- [The task]
Tell how many lines include the string "this". Answer with a single number.

### Supplied information

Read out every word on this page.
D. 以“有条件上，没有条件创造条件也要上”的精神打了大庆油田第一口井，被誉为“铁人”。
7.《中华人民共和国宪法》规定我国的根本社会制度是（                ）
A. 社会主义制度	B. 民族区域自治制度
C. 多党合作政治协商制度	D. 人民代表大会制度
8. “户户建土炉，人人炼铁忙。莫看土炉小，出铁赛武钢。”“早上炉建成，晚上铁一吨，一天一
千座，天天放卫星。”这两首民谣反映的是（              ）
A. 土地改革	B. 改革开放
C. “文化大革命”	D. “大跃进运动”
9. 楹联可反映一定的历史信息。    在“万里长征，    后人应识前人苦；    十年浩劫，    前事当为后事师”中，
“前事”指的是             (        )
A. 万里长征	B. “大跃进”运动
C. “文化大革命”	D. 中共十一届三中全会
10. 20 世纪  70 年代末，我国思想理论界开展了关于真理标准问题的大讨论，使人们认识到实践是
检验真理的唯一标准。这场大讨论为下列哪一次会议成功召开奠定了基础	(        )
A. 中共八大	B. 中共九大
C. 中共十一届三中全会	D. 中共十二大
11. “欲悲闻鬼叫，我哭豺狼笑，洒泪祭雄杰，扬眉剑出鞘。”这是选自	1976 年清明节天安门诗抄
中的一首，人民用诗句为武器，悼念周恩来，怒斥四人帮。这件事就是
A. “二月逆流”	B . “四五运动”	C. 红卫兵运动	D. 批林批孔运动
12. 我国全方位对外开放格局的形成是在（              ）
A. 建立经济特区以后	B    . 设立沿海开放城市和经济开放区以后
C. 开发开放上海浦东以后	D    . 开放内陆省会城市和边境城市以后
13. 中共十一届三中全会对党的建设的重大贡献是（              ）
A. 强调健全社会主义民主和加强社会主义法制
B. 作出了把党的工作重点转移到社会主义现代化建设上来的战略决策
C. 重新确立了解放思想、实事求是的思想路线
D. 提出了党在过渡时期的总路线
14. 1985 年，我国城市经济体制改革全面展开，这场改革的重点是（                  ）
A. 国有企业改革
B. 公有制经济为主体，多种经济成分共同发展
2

######
### Supplied information

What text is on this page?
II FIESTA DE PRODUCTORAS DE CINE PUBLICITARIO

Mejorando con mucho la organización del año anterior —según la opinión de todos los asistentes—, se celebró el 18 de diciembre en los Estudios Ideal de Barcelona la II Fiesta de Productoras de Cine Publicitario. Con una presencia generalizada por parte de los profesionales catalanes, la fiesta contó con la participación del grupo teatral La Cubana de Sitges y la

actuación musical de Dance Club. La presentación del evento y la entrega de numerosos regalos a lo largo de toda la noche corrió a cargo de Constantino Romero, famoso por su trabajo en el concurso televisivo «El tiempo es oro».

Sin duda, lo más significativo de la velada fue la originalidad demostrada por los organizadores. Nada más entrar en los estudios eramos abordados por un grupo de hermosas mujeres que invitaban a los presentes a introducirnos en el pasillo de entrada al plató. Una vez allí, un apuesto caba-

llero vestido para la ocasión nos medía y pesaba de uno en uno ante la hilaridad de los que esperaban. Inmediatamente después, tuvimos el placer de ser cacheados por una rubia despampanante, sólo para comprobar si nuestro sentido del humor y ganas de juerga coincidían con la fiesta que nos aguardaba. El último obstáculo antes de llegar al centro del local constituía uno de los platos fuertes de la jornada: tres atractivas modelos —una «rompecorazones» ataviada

######

- [Task output]
2